_Goal of the exercise_
Copy each line with the word "title" in it.

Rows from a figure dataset
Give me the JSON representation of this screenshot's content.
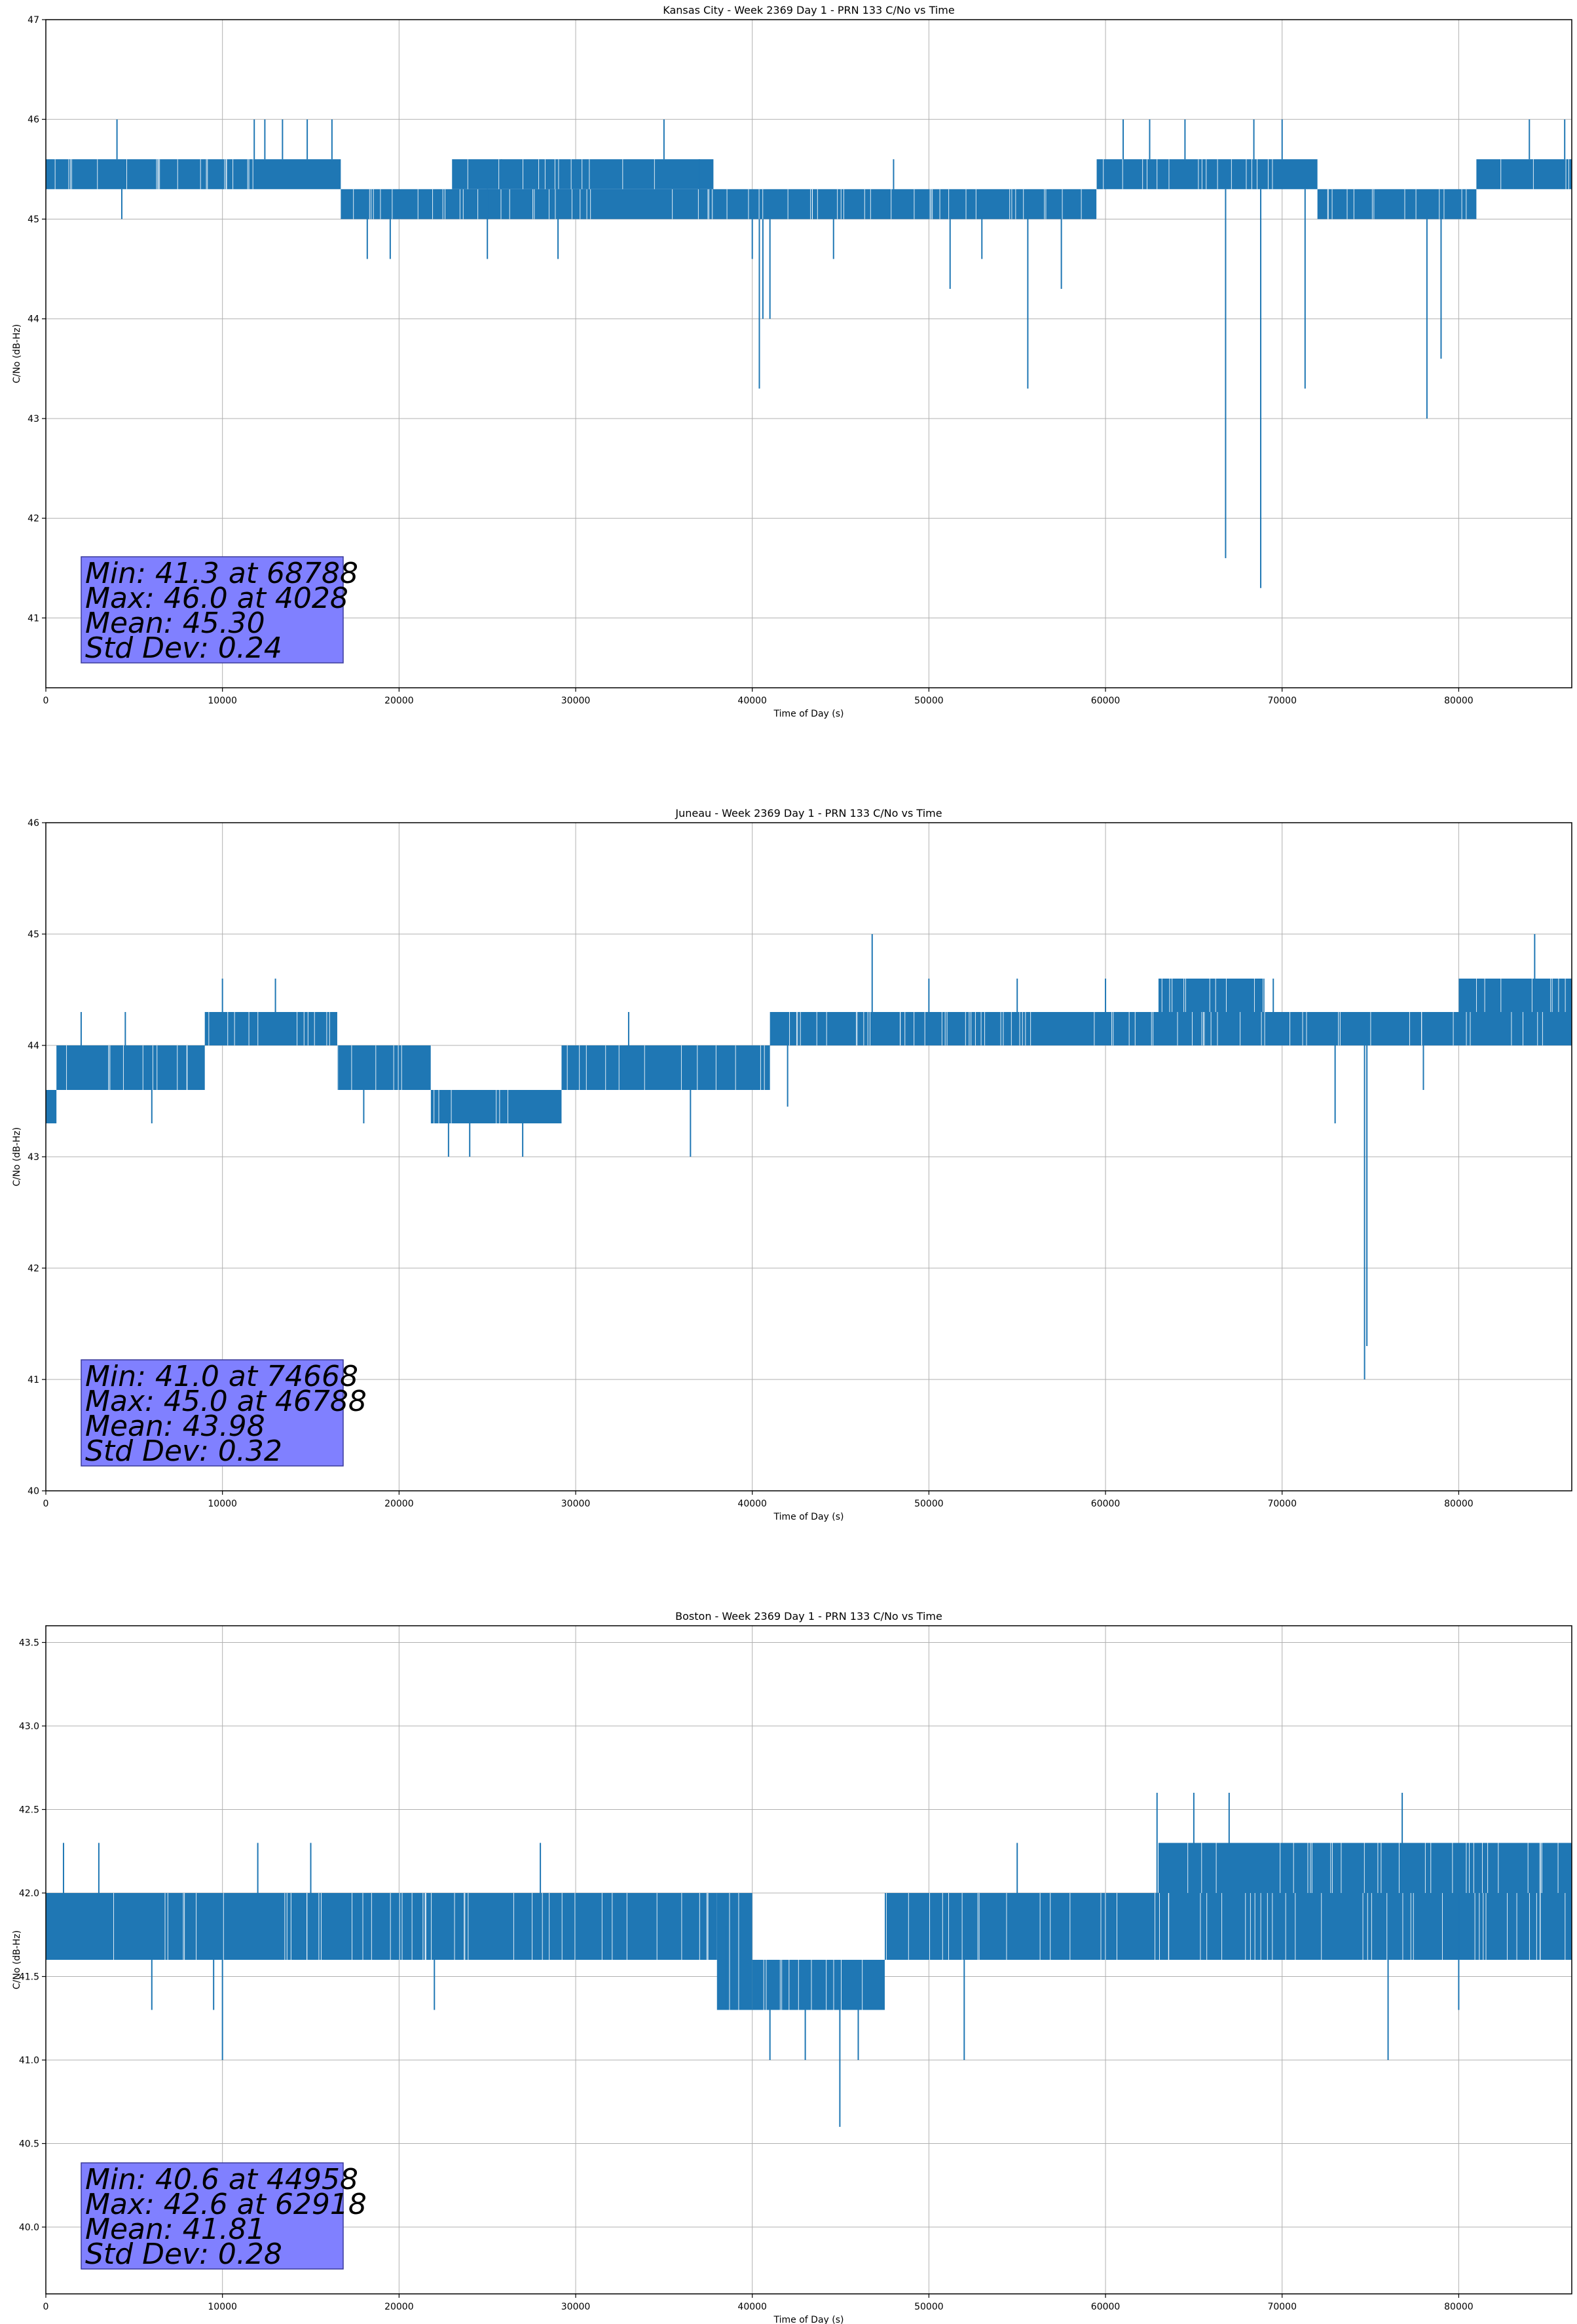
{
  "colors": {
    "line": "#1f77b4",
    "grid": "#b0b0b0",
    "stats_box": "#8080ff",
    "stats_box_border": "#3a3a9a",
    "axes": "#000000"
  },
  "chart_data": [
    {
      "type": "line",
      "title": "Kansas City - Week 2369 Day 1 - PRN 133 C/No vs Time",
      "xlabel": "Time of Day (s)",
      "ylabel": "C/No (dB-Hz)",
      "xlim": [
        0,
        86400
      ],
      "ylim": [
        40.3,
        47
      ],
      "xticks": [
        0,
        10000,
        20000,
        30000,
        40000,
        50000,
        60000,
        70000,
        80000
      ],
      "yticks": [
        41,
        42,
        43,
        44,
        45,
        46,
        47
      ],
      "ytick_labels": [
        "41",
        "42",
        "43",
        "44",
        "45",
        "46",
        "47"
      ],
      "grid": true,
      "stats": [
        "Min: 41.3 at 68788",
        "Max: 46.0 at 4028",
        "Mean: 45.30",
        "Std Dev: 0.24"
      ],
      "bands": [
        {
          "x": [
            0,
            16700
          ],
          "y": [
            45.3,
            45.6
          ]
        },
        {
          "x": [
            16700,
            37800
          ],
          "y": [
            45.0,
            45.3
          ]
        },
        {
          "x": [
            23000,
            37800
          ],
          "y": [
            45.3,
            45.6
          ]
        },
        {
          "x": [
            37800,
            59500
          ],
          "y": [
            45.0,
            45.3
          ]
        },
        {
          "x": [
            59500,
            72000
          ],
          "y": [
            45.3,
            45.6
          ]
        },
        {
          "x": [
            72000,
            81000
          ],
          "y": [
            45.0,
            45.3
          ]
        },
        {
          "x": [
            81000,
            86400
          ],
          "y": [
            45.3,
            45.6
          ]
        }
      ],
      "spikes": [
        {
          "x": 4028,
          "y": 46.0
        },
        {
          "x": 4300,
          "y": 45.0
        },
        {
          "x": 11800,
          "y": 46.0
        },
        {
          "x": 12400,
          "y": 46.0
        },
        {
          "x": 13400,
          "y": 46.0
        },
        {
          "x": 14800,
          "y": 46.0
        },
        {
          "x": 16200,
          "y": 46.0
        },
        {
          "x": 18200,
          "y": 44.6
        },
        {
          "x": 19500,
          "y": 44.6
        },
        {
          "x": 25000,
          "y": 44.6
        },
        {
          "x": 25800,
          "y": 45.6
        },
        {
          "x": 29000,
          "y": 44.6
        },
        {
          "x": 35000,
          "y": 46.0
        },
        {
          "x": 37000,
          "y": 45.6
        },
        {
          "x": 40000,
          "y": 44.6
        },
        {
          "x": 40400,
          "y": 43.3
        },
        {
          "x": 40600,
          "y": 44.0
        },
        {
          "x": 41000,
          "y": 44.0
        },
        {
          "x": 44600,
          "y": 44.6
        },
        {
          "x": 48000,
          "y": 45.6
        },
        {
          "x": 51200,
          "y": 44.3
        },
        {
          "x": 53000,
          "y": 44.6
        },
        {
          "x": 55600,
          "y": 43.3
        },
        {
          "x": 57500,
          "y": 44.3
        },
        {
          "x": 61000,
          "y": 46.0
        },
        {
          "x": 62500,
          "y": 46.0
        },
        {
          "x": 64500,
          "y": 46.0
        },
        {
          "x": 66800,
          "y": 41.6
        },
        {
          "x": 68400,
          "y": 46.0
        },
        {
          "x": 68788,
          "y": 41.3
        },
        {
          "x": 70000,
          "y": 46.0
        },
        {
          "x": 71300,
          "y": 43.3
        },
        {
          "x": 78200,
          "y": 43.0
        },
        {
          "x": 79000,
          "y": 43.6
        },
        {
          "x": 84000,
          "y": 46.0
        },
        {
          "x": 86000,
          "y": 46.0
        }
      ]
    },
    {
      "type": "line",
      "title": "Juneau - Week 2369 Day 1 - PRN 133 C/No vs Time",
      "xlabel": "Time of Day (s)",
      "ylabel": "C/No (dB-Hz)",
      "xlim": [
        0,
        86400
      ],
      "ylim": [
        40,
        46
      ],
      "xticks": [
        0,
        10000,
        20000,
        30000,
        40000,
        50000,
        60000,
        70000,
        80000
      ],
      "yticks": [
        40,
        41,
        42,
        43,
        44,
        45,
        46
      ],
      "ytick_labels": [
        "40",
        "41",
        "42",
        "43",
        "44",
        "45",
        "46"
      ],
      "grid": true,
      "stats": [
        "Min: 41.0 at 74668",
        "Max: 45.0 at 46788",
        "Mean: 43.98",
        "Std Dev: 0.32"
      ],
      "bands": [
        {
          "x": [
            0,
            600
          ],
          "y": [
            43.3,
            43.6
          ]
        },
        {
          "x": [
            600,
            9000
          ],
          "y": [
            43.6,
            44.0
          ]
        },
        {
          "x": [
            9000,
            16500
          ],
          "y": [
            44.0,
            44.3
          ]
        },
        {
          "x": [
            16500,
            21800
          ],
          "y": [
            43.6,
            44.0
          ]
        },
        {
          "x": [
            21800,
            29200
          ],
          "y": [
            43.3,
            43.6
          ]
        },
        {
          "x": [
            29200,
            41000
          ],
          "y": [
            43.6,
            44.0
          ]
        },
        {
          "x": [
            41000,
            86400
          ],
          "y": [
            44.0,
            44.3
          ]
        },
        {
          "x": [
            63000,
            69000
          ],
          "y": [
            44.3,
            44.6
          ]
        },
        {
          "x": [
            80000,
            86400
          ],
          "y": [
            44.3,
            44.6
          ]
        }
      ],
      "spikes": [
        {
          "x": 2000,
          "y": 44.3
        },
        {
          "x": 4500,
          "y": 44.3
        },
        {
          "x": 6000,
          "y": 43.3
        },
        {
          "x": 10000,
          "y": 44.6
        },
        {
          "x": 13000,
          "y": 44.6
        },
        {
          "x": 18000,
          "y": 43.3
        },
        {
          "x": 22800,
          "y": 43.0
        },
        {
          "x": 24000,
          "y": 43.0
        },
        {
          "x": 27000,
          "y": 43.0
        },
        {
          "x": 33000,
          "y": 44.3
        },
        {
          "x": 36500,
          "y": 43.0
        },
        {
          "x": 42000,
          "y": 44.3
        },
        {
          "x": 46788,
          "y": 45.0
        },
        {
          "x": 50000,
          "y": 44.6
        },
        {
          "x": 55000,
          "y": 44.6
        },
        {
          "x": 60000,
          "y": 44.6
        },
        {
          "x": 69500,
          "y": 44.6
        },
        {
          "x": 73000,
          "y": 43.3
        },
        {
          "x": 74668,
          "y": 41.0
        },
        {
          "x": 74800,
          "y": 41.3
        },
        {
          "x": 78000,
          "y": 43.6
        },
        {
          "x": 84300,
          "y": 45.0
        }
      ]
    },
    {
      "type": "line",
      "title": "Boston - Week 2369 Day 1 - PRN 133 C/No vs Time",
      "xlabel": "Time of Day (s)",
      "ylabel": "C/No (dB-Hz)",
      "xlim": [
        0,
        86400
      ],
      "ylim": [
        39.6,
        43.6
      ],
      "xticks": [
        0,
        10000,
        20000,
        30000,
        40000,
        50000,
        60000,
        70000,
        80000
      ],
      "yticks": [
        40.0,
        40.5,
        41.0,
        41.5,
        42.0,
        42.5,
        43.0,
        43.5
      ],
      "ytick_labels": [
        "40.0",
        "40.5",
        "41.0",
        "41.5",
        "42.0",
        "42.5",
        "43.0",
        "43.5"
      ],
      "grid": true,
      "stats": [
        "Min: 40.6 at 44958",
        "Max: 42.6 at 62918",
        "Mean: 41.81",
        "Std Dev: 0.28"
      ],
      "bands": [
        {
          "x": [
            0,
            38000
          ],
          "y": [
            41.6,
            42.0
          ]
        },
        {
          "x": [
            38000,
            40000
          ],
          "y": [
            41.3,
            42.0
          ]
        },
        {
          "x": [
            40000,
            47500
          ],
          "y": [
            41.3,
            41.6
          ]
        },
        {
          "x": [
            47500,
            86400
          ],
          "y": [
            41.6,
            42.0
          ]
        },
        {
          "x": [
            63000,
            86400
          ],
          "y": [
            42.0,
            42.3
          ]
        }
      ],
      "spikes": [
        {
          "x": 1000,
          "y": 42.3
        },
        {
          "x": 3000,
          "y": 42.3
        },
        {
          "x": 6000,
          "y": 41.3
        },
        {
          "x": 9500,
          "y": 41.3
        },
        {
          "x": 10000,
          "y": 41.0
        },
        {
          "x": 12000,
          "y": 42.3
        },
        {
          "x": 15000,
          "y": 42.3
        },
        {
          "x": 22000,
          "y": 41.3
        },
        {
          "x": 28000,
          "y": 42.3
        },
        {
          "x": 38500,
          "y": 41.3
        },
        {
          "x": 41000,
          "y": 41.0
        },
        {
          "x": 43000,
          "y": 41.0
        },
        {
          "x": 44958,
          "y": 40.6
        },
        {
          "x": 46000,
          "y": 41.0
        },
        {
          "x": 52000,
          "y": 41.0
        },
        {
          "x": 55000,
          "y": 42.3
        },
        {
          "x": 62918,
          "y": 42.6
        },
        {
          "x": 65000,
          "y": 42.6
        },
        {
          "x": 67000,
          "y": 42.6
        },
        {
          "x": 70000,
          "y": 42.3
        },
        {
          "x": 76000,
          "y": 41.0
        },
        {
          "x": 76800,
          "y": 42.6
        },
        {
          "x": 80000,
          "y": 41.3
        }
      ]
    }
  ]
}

_Response for this exercise_
      "title": "Kansas City - Week 2369 Day 1 - PRN 133 C/No vs Time",
      "title": "Juneau - Week 2369 Day 1 - PRN 133 C/No vs Time",
      "title": "Boston - Week 2369 Day 1 - PRN 133 C/No vs Time",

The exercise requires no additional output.